-------- Source data

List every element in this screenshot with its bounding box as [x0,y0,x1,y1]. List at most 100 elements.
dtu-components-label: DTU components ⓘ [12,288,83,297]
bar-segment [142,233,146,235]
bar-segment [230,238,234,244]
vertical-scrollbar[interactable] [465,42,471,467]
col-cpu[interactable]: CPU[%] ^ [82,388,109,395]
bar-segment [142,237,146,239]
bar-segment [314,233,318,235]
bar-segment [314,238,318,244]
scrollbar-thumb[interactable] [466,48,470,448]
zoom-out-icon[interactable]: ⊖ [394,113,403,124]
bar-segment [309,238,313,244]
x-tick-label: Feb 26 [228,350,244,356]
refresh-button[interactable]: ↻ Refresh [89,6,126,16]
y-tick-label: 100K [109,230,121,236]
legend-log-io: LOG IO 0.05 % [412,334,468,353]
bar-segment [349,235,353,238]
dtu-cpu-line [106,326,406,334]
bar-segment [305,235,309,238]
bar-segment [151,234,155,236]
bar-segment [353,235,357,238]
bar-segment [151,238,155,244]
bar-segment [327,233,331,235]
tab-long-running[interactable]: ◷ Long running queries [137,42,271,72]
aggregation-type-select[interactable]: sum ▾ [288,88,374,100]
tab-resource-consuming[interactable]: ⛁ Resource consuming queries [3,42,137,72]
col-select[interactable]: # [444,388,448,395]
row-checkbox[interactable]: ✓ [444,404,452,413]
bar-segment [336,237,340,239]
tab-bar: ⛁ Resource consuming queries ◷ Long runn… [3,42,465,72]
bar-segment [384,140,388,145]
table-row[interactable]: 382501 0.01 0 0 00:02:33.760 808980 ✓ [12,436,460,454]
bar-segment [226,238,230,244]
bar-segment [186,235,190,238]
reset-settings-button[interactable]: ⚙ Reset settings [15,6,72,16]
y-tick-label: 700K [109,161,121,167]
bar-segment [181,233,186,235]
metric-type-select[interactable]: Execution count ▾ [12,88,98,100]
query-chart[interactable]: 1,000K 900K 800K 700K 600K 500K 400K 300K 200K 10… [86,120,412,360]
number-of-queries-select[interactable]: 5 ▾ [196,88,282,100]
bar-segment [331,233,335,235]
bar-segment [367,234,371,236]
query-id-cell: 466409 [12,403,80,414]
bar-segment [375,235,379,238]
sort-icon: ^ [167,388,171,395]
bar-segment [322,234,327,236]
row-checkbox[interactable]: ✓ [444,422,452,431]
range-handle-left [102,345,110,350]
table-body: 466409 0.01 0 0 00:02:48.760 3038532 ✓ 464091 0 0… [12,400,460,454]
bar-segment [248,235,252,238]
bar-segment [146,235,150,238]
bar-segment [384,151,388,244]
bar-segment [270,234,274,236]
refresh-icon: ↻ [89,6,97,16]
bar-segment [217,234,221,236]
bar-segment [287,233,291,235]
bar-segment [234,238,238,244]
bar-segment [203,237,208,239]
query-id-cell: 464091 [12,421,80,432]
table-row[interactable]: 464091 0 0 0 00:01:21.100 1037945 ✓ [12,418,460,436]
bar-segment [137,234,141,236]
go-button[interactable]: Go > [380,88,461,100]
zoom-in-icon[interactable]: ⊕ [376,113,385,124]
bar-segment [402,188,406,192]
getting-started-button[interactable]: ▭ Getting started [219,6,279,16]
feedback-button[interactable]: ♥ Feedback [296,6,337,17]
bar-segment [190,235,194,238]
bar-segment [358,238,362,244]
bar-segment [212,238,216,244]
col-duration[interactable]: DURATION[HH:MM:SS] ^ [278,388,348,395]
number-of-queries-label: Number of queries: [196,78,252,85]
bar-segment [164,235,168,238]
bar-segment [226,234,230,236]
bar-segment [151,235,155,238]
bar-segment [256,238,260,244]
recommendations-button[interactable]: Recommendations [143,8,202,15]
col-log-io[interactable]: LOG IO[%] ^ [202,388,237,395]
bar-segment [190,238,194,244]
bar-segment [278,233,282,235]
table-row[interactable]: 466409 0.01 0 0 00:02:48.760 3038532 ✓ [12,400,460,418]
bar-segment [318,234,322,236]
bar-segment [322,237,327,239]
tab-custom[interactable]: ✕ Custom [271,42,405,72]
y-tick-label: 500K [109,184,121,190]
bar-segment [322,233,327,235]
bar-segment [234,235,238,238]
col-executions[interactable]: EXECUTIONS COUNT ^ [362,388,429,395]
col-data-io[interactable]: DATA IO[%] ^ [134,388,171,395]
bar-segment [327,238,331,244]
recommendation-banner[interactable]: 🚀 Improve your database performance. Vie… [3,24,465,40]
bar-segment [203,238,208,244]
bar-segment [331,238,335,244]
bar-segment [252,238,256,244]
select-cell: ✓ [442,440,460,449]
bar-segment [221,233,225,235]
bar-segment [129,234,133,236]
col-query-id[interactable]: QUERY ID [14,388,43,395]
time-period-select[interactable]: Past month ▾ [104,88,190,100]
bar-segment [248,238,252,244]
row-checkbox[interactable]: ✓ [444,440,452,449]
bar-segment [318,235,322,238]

----------------

Can you copy the lines verbatim, from the very first one down through the line containing "tab-resource-consuming[interactable]: ⛁ Resource", including both of those?

**Worked solution**
List every element in this screenshot with its bounding box as [x0,y0,x1,y1]. List at most 100 elements.
dtu-components-label: DTU components ⓘ [12,288,83,297]
bar-segment [142,233,146,235]
bar-segment [230,238,234,244]
vertical-scrollbar[interactable] [465,42,471,467]
col-cpu[interactable]: CPU[%] ^ [82,388,109,395]
bar-segment [142,237,146,239]
bar-segment [314,233,318,235]
bar-segment [314,238,318,244]
scrollbar-thumb[interactable] [466,48,470,448]
zoom-out-icon[interactable]: ⊖ [394,113,403,124]
bar-segment [309,238,313,244]
x-tick-label: Feb 26 [228,350,244,356]
refresh-button[interactable]: ↻ Refresh [89,6,126,16]
y-tick-label: 100K [109,230,121,236]
legend-log-io: LOG IO 0.05 % [412,334,468,353]
bar-segment [349,235,353,238]
dtu-cpu-line [106,326,406,334]
bar-segment [305,235,309,238]
bar-segment [151,234,155,236]
bar-segment [353,235,357,238]
bar-segment [151,238,155,244]
bar-segment [327,233,331,235]
tab-long-running[interactable]: ◷ Long running queries [137,42,271,72]
aggregation-type-select[interactable]: sum ▾ [288,88,374,100]
tab-resource-consuming[interactable]: ⛁ Resource consuming queries [3,42,137,72]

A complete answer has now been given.